# [Source text]
━━━━━━━━━━━━━━━━━━━━━━━━━━━━━━

RFR/RFC: Tax-and-Spend allocation pacing

Thu Mar 8 17:48:23 UTC 2018

http://cr.openjdk.java.net/~shade/shenandoah/tax-and-spend/webrev.01/

Please review this at your leisure, as I would have time to revisit this only next week. There are
lots of comments in the source code itself.

This implements a simple Tax-and-Spend allocation pacing, and it is needed to catch up with
application allocations when either the GC cycle is in progress (e.g. when LDS is high, and not
enough free space is available, or there is an allocation spike), or when we are idle (e.g. heap is
small, and control loop has to react swiftly to start the GC).

This plays into our usual degradation scheme: if we blow the pacing budget, we would allocate, and
hope for the best. In worst case, we would Degenerate, as usual, instead of stalling the
applications threads indefinitely.

It will naturally allow higher allocation rates with larger heaps, while keeping application at bay
with small-to-moderate heaps. I have not been able to make the implementation into the performance
bottleneck even in the torturous 1+ TB/sec allocation tests, with enough heap available.

Passes hotspot_gc_shenandoah, but not all heuristics are implemented yet.

Motivational examples ["Easy does it", "haste makes waste", Gil's Ferrari-around-the-tree and other
adages apply when interpreting the results]:

=== Allocating "new Object()" in 16 threads and tiny -Xmx128m heap:

NOTE: This test basically tests if heuristics is able to catch up fast enough.

━━━━━━━━━━━━━━━━━━━━━━━━━━━━━━

Element position data
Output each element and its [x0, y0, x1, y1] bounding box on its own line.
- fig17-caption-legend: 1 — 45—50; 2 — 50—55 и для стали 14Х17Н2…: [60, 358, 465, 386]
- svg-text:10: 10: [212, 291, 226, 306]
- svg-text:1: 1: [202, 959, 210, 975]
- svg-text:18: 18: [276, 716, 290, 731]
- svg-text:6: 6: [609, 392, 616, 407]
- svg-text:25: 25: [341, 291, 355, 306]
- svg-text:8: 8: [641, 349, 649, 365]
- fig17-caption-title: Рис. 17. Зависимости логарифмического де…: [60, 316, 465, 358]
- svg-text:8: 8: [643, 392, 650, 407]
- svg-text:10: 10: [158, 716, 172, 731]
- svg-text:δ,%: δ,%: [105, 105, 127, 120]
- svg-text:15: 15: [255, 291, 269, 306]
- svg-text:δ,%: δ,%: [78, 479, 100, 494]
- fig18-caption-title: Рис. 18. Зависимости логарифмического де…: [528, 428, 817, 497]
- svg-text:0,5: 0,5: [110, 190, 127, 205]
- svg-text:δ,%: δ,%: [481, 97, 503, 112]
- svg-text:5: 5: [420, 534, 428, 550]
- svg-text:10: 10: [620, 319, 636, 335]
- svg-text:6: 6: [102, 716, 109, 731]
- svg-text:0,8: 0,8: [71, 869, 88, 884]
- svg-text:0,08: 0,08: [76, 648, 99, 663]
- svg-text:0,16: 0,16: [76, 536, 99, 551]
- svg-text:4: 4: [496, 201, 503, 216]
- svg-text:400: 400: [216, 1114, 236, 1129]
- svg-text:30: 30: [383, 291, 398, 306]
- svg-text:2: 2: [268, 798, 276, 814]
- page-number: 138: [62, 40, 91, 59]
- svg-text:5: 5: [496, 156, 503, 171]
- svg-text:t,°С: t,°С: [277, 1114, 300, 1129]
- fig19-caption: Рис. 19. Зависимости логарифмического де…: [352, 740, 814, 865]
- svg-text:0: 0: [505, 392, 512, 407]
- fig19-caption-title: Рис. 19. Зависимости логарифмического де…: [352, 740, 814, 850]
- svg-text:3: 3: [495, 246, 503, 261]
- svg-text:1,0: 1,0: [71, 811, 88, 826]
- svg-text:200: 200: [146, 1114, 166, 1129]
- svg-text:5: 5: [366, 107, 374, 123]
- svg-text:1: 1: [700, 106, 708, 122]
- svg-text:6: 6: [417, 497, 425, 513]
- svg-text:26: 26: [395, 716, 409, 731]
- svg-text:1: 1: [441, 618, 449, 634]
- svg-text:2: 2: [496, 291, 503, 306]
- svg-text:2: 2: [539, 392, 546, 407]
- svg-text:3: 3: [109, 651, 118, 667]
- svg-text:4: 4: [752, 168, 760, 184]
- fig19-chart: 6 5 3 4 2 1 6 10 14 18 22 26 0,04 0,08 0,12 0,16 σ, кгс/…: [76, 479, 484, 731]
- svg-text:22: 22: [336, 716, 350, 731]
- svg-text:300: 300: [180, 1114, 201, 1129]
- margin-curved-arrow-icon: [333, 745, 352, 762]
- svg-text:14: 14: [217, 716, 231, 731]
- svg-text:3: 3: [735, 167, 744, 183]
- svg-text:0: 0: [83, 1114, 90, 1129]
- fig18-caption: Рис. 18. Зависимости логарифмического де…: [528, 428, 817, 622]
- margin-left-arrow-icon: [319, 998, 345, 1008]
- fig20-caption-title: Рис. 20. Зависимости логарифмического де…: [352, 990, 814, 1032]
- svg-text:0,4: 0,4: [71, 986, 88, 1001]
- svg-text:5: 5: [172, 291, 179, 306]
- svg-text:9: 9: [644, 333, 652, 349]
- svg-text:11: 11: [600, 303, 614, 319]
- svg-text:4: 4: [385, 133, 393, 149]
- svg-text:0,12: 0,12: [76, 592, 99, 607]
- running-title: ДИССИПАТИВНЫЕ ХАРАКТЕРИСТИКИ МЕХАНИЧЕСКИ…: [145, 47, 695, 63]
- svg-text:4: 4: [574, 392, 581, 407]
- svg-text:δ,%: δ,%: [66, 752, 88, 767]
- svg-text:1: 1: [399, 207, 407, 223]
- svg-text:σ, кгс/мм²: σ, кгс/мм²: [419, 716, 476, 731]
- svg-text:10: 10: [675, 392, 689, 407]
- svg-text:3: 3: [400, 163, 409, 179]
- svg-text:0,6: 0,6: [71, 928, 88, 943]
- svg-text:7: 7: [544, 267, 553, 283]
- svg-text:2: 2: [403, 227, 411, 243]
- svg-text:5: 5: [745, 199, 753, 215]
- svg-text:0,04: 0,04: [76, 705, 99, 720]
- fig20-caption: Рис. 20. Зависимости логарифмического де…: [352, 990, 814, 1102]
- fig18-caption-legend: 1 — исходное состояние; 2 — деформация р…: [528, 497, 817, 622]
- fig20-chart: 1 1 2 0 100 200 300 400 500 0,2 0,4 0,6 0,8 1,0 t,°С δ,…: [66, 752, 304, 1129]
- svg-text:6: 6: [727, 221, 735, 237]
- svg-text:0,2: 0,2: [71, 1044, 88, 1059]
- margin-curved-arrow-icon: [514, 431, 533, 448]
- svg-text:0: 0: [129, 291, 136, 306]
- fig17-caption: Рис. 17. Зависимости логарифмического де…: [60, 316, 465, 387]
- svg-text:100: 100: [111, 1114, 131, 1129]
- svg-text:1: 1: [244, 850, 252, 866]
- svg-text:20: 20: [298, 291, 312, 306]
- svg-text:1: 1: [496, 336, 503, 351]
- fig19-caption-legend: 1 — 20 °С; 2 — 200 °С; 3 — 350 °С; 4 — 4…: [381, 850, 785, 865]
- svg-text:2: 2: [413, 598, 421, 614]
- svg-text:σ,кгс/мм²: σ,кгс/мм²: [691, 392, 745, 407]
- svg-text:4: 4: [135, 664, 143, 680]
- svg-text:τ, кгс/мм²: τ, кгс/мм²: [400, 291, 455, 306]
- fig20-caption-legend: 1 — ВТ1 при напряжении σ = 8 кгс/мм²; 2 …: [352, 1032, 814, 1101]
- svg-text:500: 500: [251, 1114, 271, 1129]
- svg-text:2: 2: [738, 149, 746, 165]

━━━━━━━━━━━━━━━━━━━━━━━━━━━━━━

# [Exercises to complete]
1. According to the allocation pacing post, what happens in the worst case if the pacing budget is blown?
2. Resume the allocation pacing post from the point where it stops.
This data has nothing to do with the allocation pacing post.

# [Outputs for the tasks]
1. The collector would Degenerate, as usual, instead of stalling the application threads indefinitely.

2.
--- Before:

 Time per alloc:    34.192 ±    4.929  ns/op
 Allocation rate: 9730.235 ± 1526.052  MB/sec

   945 successful concurrent GCs
       0 invoked explicitly

  1280 Degenerated GCs
    1280 caused by allocation failure
       208 happened at Outside of Cycle
       778 happened at Mark
       291 happened at Evacuation
         3 happened at Update Refs
     604 upgraded to Full GC

   717 Full GCs
       0 invoked explicitly
     113 caused by allocation failure
     604 upgraded from Degenerated GC

--- After:

 Time per op:      175.004 ±  10.537 ns/op
 Allocation rate: 1900.956 ± 149.273 MB/sec

    377 successful concurrent GCs
       0 invoked explicitly

     0 Degenerated GCs
       0 caused by allocation failure
       0 upgraded to Full GC

     0 Full GCs
       0 invoked explicitly
       0 caused by allocation failure
       0 upgraded from Degenerated GC

=== TreeFragger with 16 threads, ~20 GB LDS and -Xmx30g:

NOTE: Allocation pacing provides *higher* average allocation rate, because STW GCs hurt.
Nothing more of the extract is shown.